* [TASK BRIEF]: Retype each line exactly. Skip images.

Entries with figure data:
━━━━

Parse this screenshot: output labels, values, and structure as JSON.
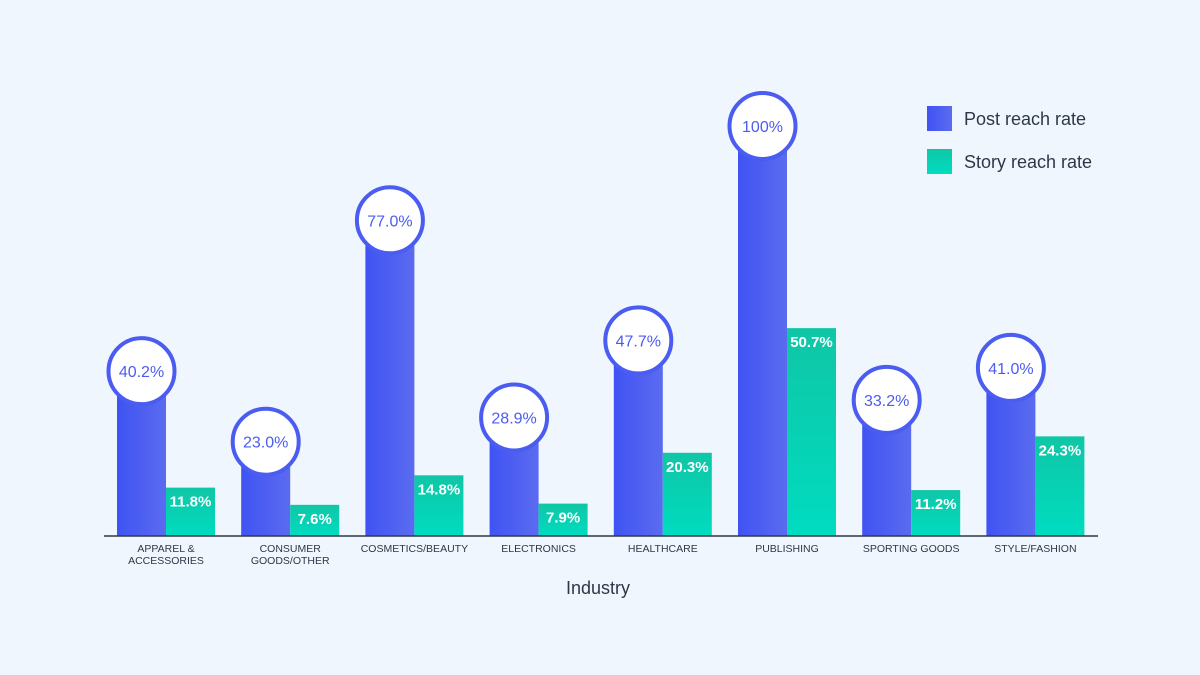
{
  "chart_data": {
    "type": "bar",
    "title": "",
    "xlabel": "Industry",
    "ylabel": "",
    "ylim": [
      0,
      100
    ],
    "grid": false,
    "legend_position": "top-right",
    "categories": [
      [
        "APPAREL &",
        "ACCESSORIES"
      ],
      [
        "CONSUMER",
        "GOODS/OTHER"
      ],
      [
        "COSMETICS/BEAUTY"
      ],
      [
        "ELECTRONICS"
      ],
      [
        "HEALTHCARE"
      ],
      [
        "PUBLISHING"
      ],
      [
        "SPORTING GOODS"
      ],
      [
        "STYLE/FASHION"
      ]
    ],
    "series": [
      {
        "name": "Post reach rate",
        "color": "#4b5cf0",
        "values": [
          40.2,
          23.0,
          77.0,
          28.9,
          47.7,
          100,
          33.2,
          41.0
        ],
        "labels": [
          "40.2%",
          "23.0%",
          "77.0%",
          "28.9%",
          "47.7%",
          "100%",
          "33.2%",
          "41.0%"
        ]
      },
      {
        "name": "Story reach rate",
        "color": "#12d3b2",
        "values": [
          11.8,
          7.6,
          14.8,
          7.9,
          20.3,
          50.7,
          11.2,
          24.3
        ],
        "labels": [
          "11.8%",
          "7.6%",
          "14.8%",
          "7.9%",
          "20.3%",
          "50.7%",
          "11.2%",
          "24.3%"
        ]
      }
    ]
  }
}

━━━━

* [EXERCISE ANSWER]:
Parse this screenshot: output labels, values, and structure as JSON.
{
  "chart_data": {
    "type": "bar",
    "title": "",
    "xlabel": "Industry",
    "ylabel": "",
    "ylim": [
      0,
      100
    ],
    "grid": false,
    "legend_position": "top-right",
    "categories": [
      [
        "APPAREL &",
        "ACCESSORIES"
      ],
      [
        "CONSUMER",
        "GOODS/OTHER"
      ],
      [
        "COSMETICS/BEAUTY"
      ],
      [
        "ELECTRONICS"
      ],
      [
        "HEALTHCARE"
      ],
      [
        "PUBLISHING"
      ],
      [
        "SPORTING GOODS"
      ],
      [
        "STYLE/FASHION"
      ]
    ],
    "series": [
      {
        "name": "Post reach rate",
        "color": "#4b5cf0",
        "values": [
          40.2,
          23.0,
          77.0,
          28.9,
          47.7,
          100,
          33.2,
          41.0
        ],
        "labels": [
          "40.2%",
          "23.0%",
          "77.0%",
          "28.9%",
          "47.7%",
          "100%",
          "33.2%",
          "41.0%"
        ]
      },
      {
        "name": "Story reach rate",
        "color": "#12d3b2",
        "values": [
          11.8,
          7.6,
          14.8,
          7.9,
          20.3,
          50.7,
          11.2,
          24.3
        ],
        "labels": [
          "11.8%",
          "7.6%",
          "14.8%",
          "7.9%",
          "20.3%",
          "50.7%",
          "11.2%",
          "24.3%"
        ]
      }
    ]
  }
}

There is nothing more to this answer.